Copy out the lines that include the word "demand".

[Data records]
****

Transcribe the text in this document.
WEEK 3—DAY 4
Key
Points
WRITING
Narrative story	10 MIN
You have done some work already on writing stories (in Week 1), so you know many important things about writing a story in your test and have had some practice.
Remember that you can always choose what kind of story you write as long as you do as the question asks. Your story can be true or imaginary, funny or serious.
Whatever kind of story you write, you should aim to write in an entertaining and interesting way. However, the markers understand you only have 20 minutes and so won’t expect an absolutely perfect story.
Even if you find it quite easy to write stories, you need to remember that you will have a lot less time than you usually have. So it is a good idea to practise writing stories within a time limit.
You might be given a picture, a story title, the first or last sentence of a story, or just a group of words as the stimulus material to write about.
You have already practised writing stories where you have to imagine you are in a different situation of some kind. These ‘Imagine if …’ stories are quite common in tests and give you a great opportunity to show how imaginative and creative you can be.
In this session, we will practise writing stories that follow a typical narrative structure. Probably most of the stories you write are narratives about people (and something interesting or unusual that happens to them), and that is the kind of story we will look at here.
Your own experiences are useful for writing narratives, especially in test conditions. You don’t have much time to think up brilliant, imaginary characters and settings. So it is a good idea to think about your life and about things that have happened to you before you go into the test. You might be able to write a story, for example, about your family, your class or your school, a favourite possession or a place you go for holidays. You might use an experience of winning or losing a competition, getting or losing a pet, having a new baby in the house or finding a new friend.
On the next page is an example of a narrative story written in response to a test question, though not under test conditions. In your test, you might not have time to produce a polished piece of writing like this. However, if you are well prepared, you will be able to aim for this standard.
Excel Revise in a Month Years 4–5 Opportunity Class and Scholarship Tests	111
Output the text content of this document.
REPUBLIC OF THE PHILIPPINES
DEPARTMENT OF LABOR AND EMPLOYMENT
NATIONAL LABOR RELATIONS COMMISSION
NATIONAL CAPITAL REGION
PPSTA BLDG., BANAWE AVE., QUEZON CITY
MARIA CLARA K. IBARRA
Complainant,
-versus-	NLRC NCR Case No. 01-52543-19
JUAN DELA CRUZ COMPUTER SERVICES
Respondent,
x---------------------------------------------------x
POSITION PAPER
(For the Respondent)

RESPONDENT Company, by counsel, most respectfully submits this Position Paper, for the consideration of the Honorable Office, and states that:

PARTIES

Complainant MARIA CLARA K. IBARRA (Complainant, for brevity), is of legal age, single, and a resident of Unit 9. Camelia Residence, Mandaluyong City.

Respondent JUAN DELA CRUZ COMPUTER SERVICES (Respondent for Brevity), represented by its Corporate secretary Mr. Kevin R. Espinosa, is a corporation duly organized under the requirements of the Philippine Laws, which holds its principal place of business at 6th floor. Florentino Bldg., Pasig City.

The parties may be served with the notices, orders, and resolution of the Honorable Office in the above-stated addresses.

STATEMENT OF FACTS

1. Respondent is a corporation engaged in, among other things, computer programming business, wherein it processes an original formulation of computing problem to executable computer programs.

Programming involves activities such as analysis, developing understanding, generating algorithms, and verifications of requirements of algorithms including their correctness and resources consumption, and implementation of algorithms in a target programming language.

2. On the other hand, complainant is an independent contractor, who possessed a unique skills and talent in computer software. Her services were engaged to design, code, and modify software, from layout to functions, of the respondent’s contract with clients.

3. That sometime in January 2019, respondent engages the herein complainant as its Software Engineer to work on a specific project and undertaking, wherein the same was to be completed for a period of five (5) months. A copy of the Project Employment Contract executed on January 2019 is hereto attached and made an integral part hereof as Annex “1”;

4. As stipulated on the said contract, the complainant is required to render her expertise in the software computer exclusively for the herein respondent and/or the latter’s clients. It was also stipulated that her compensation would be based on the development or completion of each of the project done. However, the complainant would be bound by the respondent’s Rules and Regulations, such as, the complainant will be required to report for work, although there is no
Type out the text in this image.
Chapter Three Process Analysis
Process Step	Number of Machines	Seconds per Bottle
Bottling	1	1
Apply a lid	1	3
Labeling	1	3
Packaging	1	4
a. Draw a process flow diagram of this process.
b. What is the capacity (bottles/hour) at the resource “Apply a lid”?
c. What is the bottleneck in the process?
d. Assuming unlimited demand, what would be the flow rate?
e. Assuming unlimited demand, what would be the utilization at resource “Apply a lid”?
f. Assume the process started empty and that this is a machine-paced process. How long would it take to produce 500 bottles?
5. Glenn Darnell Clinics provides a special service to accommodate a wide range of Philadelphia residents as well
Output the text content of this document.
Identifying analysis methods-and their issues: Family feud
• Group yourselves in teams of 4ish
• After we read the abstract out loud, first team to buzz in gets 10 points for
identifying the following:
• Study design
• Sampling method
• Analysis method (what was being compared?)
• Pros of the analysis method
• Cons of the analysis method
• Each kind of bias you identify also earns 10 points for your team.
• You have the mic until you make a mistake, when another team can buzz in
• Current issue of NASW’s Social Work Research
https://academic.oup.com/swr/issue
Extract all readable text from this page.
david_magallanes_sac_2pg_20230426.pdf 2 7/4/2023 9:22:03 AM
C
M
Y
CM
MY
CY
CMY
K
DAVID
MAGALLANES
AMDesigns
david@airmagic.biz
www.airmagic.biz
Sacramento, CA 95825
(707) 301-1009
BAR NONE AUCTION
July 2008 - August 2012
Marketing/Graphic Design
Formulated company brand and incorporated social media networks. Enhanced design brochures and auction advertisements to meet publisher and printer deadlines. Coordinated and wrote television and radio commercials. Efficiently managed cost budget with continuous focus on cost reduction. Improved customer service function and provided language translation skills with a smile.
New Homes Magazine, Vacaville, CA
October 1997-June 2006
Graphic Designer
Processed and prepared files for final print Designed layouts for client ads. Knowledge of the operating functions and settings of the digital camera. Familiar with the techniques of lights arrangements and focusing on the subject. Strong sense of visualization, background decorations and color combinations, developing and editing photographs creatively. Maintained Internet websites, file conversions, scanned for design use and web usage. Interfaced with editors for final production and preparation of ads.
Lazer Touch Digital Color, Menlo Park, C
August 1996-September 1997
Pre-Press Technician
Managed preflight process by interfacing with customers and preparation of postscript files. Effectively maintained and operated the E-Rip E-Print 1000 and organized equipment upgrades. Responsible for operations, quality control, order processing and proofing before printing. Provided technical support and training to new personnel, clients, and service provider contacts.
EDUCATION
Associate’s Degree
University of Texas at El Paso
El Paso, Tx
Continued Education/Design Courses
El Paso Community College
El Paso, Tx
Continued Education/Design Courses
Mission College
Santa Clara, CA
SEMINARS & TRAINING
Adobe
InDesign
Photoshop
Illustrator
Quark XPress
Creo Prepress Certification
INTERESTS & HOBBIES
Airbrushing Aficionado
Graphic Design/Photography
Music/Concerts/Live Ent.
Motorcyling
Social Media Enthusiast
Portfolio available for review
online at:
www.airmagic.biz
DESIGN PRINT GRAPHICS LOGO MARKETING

****

Result of the exercise:
d. Assuming unlimited demand, what would be the flow rate?
e. Assuming unlimited demand, what would be the utilization at resource “Apply a lid”?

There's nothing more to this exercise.